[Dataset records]
________
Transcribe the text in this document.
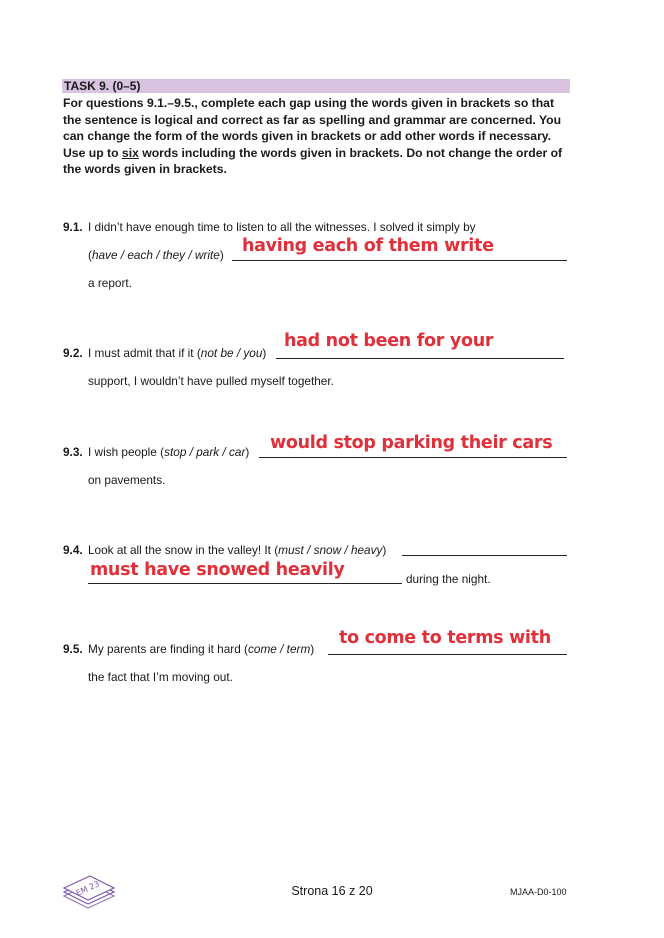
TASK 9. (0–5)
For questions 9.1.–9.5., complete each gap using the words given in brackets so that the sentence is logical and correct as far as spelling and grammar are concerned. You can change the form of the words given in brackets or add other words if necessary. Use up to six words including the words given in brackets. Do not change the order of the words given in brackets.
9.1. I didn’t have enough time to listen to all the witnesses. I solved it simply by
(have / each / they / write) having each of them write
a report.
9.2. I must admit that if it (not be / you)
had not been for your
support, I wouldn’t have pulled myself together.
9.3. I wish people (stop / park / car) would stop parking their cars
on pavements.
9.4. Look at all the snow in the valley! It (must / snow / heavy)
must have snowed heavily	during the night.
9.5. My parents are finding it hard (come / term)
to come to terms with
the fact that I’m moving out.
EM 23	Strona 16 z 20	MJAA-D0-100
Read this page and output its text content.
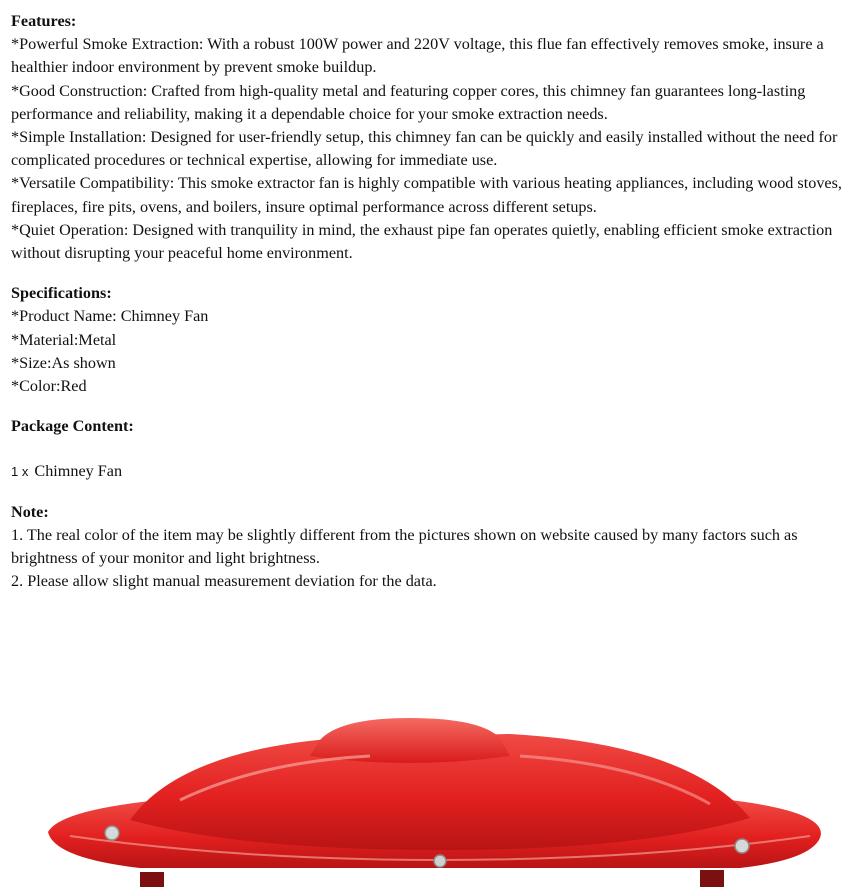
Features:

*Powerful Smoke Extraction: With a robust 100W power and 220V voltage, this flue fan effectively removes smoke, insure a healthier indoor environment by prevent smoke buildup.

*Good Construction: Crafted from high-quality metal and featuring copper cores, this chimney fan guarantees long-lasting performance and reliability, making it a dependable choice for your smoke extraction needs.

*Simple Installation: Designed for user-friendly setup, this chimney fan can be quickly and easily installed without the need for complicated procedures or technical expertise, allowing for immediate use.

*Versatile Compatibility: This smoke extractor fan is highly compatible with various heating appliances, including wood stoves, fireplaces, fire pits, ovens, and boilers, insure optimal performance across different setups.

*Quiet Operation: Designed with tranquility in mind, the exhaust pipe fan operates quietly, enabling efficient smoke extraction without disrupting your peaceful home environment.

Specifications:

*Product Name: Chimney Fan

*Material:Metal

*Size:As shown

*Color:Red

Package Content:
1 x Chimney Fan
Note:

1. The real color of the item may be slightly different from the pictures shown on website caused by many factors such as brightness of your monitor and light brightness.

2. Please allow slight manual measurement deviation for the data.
________
* _BRIEF_
Make an exact copy of only those lines that run from the line with "Read this page and output its text content." through the end of the records, excluding pictures.

* _FULL ANSWER_
Read this page and output its text content.
Features:

*Powerful Smoke Extraction: With a robust 100W power and 220V voltage, this flue fan effectively removes smoke, insure a healthier indoor environment by prevent smoke buildup.

*Good Construction: Crafted from high-quality metal and featuring copper cores, this chimney fan guarantees long-lasting performance and reliability, making it a dependable choice for your smoke extraction needs.

*Simple Installation: Designed for user-friendly setup, this chimney fan can be quickly and easily installed without the need for complicated procedures or technical expertise, allowing for immediate use.

*Versatile Compatibility: This smoke extractor fan is highly compatible with various heating appliances, including wood stoves, fireplaces, fire pits, ovens, and boilers, insure optimal performance across different setups.

*Quiet Operation: Designed with tranquility in mind, the exhaust pipe fan operates quietly, enabling efficient smoke extraction without disrupting your peaceful home environment.

Specifications:

*Product Name: Chimney Fan

*Material:Metal

*Size:As shown

*Color:Red

Package Content:
1 x Chimney Fan
Note:

1. The real color of the item may be slightly different from the pictures shown on website caused by many factors such as brightness of your monitor and light brightness.

2. Please allow slight manual measurement deviation for the data.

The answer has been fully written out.